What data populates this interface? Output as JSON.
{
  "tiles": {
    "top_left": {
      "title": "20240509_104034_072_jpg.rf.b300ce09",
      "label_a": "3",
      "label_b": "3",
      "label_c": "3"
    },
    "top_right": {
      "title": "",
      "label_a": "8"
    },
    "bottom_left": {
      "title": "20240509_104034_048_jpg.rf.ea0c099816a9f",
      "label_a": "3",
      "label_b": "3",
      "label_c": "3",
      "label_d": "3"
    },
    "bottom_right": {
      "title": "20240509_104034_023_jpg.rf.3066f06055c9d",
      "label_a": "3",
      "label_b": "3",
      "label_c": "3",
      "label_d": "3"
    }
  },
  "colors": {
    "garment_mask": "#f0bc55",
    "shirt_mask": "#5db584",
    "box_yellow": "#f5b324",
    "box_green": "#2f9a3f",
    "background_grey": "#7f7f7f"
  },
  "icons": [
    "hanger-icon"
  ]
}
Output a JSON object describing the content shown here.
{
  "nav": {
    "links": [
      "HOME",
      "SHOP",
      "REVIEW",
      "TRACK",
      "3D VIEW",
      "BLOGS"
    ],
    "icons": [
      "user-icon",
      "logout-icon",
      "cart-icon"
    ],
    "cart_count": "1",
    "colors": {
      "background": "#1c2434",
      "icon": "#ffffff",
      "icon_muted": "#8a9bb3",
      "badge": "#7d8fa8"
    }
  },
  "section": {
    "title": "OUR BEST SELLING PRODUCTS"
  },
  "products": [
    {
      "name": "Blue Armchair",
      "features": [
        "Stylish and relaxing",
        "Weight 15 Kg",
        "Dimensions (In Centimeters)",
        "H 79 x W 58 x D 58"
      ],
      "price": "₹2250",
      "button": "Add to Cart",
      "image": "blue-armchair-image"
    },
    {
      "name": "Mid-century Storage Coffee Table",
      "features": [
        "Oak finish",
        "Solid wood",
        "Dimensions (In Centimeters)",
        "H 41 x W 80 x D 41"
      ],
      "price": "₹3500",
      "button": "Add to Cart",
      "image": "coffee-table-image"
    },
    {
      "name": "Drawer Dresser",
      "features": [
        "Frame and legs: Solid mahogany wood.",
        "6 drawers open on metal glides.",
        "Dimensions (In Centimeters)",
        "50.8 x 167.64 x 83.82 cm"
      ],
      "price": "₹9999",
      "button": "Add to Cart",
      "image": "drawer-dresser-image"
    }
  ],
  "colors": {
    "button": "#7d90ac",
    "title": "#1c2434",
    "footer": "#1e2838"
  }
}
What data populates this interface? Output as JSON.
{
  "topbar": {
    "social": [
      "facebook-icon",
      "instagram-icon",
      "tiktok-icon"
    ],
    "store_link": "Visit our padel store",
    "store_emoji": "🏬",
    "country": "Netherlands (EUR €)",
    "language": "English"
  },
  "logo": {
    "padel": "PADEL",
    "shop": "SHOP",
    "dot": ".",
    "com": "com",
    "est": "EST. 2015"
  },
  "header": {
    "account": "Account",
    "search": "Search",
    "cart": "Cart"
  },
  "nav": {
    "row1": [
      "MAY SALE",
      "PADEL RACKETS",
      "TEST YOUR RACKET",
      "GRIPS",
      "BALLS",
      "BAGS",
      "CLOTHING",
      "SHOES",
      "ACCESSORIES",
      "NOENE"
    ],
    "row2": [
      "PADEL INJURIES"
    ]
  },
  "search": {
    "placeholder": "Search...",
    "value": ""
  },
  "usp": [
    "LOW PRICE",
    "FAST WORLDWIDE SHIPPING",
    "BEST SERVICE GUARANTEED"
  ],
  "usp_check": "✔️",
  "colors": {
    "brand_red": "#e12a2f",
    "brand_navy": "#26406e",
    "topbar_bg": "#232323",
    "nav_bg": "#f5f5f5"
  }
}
################
→ **Requirement**:
Give every line of the material that includes the string "Solid".

→ **Exercise answer**:
        "Solid wood",
        "Frame and legs: Solid mahogany wood.",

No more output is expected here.